Collected data:
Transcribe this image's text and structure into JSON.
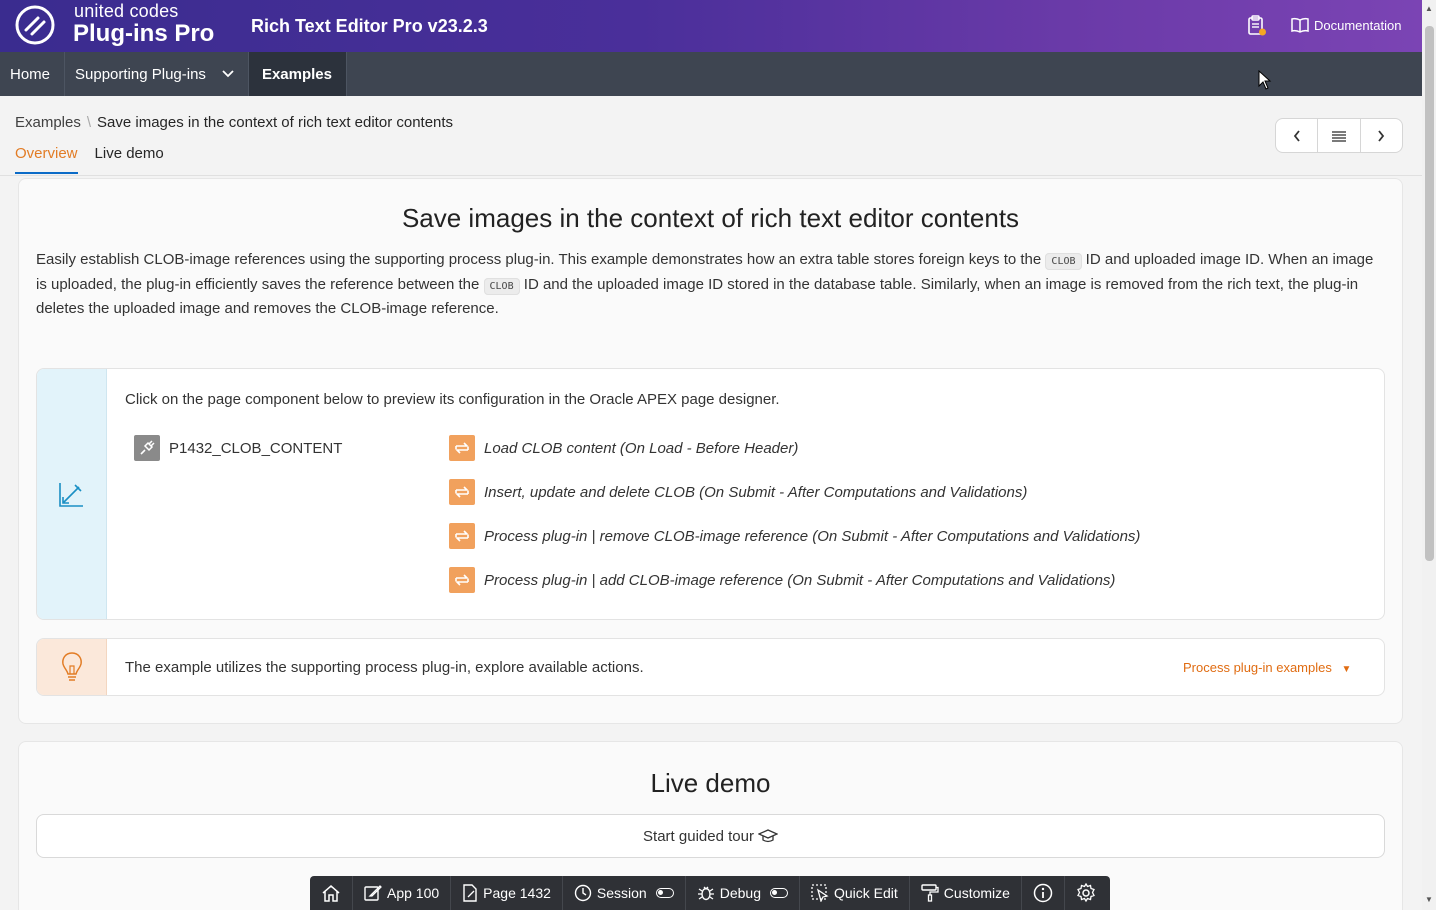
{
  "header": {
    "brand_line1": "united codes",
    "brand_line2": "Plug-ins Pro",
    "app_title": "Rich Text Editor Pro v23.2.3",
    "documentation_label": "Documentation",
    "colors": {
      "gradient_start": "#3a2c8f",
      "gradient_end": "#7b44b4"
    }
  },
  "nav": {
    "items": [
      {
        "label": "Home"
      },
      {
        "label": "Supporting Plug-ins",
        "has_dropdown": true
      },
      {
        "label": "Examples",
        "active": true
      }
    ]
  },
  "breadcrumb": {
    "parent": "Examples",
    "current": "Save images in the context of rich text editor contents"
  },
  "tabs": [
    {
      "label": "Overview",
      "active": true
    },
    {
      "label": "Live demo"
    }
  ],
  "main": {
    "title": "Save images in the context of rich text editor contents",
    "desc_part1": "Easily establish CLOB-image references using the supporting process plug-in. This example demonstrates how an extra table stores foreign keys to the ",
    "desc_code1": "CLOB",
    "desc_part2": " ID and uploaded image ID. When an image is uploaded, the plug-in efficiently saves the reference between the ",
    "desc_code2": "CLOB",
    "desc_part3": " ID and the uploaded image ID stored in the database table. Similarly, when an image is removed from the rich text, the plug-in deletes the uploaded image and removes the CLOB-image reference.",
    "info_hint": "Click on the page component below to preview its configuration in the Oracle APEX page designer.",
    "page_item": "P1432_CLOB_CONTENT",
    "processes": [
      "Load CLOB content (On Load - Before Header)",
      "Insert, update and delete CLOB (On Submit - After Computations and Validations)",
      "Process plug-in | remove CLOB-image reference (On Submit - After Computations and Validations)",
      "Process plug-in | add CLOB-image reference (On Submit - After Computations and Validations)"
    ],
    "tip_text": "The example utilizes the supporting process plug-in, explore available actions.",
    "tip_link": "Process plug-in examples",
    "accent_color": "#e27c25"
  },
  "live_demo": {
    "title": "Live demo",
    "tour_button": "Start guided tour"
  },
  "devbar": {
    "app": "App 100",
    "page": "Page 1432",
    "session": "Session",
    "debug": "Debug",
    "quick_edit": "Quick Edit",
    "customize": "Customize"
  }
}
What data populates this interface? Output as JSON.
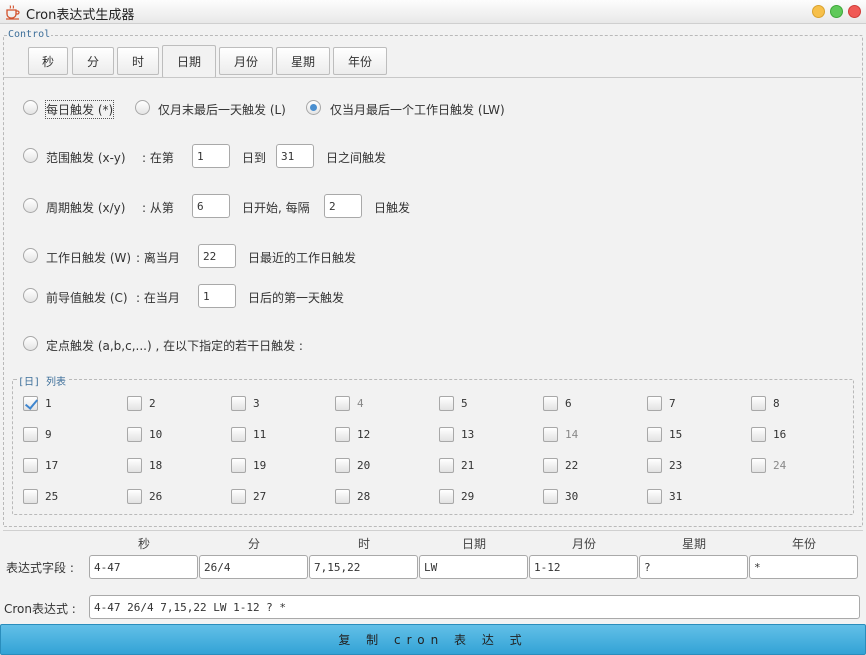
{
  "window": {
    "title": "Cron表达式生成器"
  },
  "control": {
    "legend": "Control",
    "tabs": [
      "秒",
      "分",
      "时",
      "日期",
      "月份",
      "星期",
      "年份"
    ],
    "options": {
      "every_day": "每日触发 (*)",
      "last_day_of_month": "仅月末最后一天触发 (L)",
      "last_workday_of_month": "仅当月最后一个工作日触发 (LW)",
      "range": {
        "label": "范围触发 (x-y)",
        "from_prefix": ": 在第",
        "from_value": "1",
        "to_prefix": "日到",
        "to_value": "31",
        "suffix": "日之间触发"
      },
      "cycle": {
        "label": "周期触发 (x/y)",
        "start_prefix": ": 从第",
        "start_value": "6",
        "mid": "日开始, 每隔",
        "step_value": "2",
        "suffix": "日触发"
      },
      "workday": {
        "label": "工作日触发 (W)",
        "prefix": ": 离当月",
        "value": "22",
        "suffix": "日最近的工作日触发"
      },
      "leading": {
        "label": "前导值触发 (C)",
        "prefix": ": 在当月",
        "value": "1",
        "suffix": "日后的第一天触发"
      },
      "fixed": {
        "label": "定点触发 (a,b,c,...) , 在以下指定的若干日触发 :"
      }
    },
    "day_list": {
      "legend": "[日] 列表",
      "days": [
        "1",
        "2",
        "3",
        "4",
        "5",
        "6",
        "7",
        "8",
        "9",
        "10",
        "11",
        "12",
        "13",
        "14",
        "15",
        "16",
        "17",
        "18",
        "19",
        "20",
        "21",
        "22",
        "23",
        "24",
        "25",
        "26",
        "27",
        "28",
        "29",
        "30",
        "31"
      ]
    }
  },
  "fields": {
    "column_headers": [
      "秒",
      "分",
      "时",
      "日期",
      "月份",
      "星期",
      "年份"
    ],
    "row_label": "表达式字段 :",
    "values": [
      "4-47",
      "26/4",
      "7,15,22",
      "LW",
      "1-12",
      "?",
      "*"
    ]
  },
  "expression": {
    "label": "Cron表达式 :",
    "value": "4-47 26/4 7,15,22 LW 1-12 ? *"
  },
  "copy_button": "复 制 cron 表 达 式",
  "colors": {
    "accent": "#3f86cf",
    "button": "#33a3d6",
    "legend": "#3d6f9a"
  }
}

...

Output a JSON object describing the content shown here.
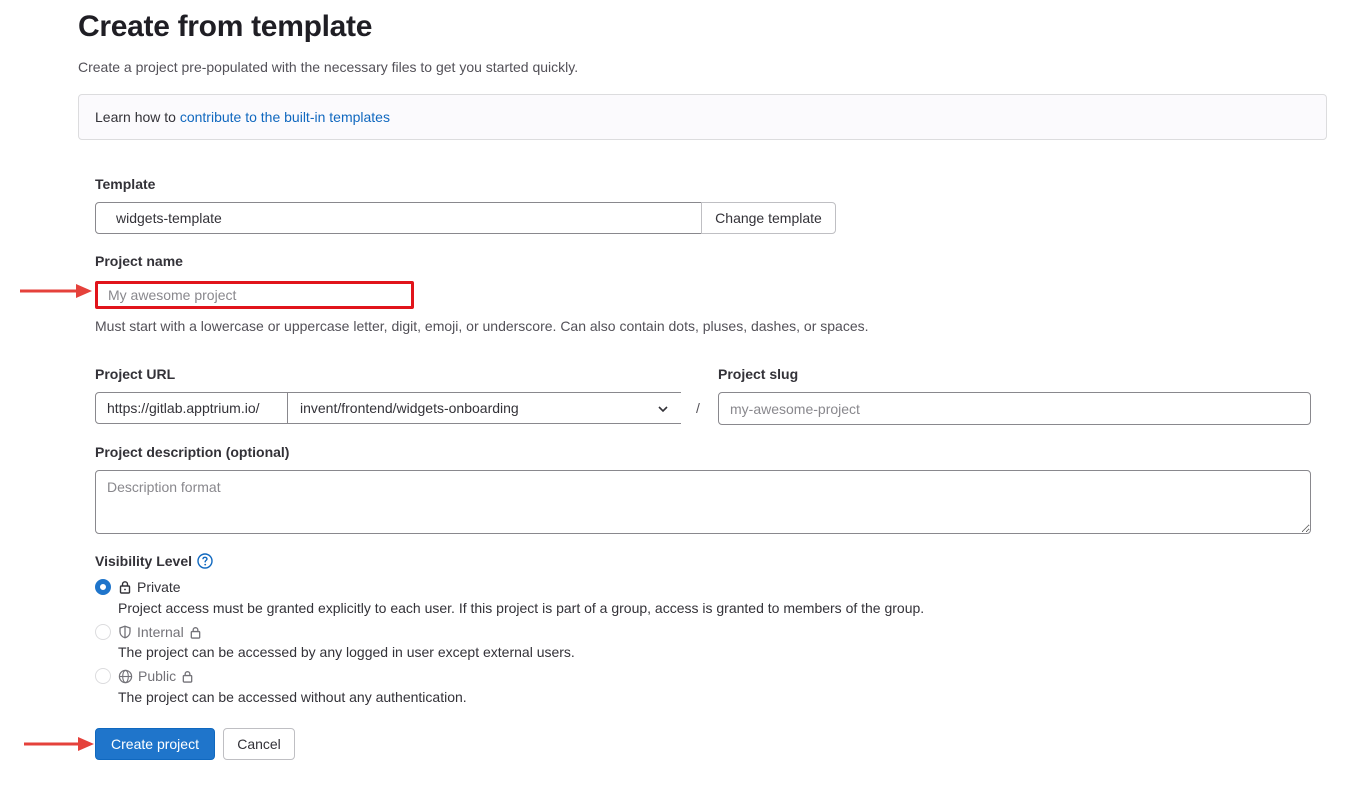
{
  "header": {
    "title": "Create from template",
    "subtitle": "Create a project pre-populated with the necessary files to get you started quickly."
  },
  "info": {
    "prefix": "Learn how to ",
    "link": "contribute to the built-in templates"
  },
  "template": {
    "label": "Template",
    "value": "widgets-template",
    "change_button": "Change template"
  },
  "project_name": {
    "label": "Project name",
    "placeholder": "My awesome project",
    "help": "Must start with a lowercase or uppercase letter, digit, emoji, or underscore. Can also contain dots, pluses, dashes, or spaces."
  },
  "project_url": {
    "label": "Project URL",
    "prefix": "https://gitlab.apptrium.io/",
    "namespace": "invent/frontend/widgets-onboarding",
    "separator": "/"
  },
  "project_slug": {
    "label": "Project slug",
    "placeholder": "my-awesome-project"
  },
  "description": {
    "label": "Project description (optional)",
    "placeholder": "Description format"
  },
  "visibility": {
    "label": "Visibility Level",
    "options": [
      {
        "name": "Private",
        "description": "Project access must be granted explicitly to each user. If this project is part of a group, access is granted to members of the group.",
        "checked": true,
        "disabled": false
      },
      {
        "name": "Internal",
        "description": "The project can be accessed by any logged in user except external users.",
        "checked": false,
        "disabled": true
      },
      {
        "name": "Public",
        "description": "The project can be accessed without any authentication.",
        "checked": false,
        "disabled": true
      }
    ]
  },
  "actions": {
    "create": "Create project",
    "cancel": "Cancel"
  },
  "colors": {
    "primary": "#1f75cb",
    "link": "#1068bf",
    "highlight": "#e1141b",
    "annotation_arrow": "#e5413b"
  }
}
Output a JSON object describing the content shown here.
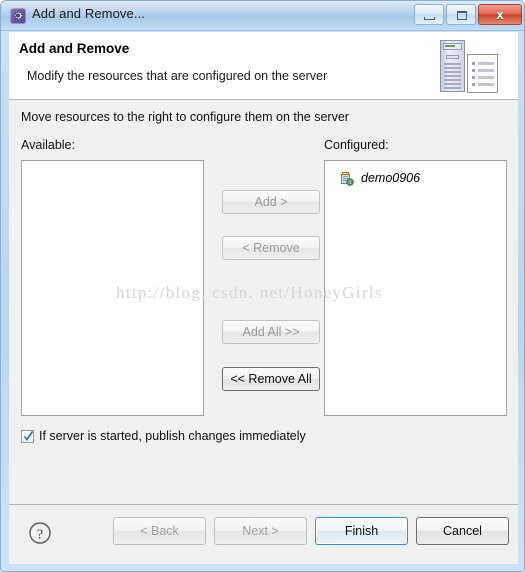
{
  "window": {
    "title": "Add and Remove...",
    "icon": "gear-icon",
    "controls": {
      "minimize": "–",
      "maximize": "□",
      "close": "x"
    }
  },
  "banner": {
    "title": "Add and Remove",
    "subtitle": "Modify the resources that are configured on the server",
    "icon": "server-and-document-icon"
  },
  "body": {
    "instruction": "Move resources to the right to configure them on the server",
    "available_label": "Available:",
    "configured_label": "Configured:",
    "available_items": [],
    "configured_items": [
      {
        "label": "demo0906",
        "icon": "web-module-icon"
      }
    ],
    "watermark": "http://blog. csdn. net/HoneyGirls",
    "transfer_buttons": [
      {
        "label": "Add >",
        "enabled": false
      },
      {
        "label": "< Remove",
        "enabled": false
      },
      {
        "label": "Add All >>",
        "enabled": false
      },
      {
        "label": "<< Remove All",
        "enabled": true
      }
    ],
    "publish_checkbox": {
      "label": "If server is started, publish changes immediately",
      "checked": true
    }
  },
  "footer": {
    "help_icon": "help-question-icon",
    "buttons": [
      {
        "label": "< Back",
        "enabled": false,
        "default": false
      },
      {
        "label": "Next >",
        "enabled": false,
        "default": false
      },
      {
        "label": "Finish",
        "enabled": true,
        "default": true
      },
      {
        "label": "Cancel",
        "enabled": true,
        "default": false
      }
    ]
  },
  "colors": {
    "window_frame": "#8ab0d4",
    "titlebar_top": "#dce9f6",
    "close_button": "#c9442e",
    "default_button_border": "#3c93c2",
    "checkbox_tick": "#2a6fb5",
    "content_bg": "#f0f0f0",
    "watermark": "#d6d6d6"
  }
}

▶ **To do**: Copy each line above that contains the string "true".

▶ **Complete response**:
        "has_dropdown": true
        "active": true
      "active": true
        "checked": true,
        "disabled": true
        "disabled": true
        "enabled": true
      "checked": true
        "enabled": true,
        "default": true
        "enabled": true,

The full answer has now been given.